Seitenauszug
Und wenn eine Situation zu eskalieren droht - was dann?

Henseler Dann sollten Eltern sich zurückziehen. Es hilft, einmal um den Block zu gehen und sich ein Stück weit zu fangen. Solange es nichts Dringliches ist, liegt die Entscheidung, ein Gespräch zu vertagen, sowieso immer bei den Eltern. Sie sind durch die Belastungen im Alltag oft gestresst und erschöpft. Wenn man den ganzen Tag Ärger hatte, reicht manchmal eine Kleinigkeit, um das Fass zum Überlaufen zu bringen. Darum haben Eltern das Recht zu sagen: "Jetzt nicht."

Und wenn es doch geschieht und Eltern ihre Kinder schlagen?

Datensätze im Auszug

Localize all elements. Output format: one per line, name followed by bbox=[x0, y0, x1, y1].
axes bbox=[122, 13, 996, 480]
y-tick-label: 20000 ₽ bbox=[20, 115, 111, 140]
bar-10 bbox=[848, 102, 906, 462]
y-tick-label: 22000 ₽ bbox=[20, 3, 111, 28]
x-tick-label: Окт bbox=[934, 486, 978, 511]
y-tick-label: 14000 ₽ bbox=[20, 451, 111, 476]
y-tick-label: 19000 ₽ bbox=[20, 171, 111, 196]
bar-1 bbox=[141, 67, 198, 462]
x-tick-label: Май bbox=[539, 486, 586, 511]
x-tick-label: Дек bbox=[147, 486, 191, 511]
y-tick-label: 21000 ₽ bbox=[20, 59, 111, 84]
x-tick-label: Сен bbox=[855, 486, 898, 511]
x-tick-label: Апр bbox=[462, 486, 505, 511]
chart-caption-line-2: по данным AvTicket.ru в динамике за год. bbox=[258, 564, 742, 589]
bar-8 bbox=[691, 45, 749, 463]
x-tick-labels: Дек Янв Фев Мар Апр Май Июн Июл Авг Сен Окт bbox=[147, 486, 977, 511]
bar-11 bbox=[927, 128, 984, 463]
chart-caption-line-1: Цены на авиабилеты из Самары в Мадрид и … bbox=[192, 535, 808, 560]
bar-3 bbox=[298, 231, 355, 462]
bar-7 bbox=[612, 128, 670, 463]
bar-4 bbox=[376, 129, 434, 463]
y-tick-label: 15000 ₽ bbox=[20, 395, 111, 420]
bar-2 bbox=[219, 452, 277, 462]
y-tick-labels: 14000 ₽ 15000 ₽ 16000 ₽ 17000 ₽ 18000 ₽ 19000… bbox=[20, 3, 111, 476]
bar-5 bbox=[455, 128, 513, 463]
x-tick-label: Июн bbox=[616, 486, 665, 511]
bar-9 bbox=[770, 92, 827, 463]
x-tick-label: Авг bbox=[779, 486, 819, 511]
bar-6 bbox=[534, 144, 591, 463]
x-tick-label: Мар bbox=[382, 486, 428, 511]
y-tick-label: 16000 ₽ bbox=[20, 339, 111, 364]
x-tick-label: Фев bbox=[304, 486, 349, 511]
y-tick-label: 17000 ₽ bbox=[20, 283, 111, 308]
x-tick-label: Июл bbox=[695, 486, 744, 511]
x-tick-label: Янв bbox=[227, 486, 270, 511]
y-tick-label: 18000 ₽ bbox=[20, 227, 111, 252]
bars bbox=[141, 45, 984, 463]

Übungsaufgaben
**A)** Beantworte folgende Fragen zum Seitenauszug:
(i) Was sollten Eltern laut Henseler tun, wenn eine Situation zu eskalieren droht?
(ii) Bei wem liegt die Entscheidung, ein Gespräch zu vertagen, solange es nichts Dringliches ist?
(iii) Welchen Satz dürfen Eltern laut dem Seitenauszug sagen?
**B)** Schreibe die Zeilen der Datensätze vom Anfang bis einschließlich der Zeile mit "bar-6 bbox=[534, 144, 591, 463]" erneut ab und ersetze darin "axes" durch "plot-area". Alles Übrige bleibt unverändert.
Der Seitenauszug und die Datensätze stehen in keinem Zusammenhang.

Lösungen
**A)**
(i) Sie sollten sich zurückziehen.
(ii) Bei den Eltern.
(iii) "Jetzt nicht."

**B)**
Localize all elements. Output format: one per line, name followed by bbox=[x0, y0, x1, y1].
plot-area bbox=[122, 13, 996, 480]
y-tick-label: 20000 ₽ bbox=[20, 115, 111, 140]
bar-10 bbox=[848, 102, 906, 462]
y-tick-label: 22000 ₽ bbox=[20, 3, 111, 28]
x-tick-label: Окт bbox=[934, 486, 978, 511]
y-tick-label: 14000 ₽ bbox=[20, 451, 111, 476]
y-tick-label: 19000 ₽ bbox=[20, 171, 111, 196]
bar-1 bbox=[141, 67, 198, 462]
x-tick-label: Май bbox=[539, 486, 586, 511]
x-tick-label: Дек bbox=[147, 486, 191, 511]
y-tick-label: 21000 ₽ bbox=[20, 59, 111, 84]
x-tick-label: Сен bbox=[855, 486, 898, 511]
x-tick-label: Апр bbox=[462, 486, 505, 511]
chart-caption-line-2: по данным AvTicket.ru в динамике за год. bbox=[258, 564, 742, 589]
bar-8 bbox=[691, 45, 749, 463]
x-tick-labels: Дек Янв Фев Мар Апр Май Июн Июл Авг Сен Окт bbox=[147, 486, 977, 511]
bar-11 bbox=[927, 128, 984, 463]
chart-caption-line-1: Цены на авиабилеты из Самары в Мадрид и … bbox=[192, 535, 808, 560]
bar-3 bbox=[298, 231, 355, 462]
bar-7 bbox=[612, 128, 670, 463]
bar-4 bbox=[376, 129, 434, 463]
y-tick-label: 15000 ₽ bbox=[20, 395, 111, 420]
bar-2 bbox=[219, 452, 277, 462]
y-tick-labels: 14000 ₽ 15000 ₽ 16000 ₽ 17000 ₽ 18000 ₽ 19000… bbox=[20, 3, 111, 476]
bar-5 bbox=[455, 128, 513, 463]
x-tick-label: Июн bbox=[616, 486, 665, 511]
bar-9 bbox=[770, 92, 827, 463]
x-tick-label: Авг bbox=[779, 486, 819, 511]
bar-6 bbox=[534, 144, 591, 463]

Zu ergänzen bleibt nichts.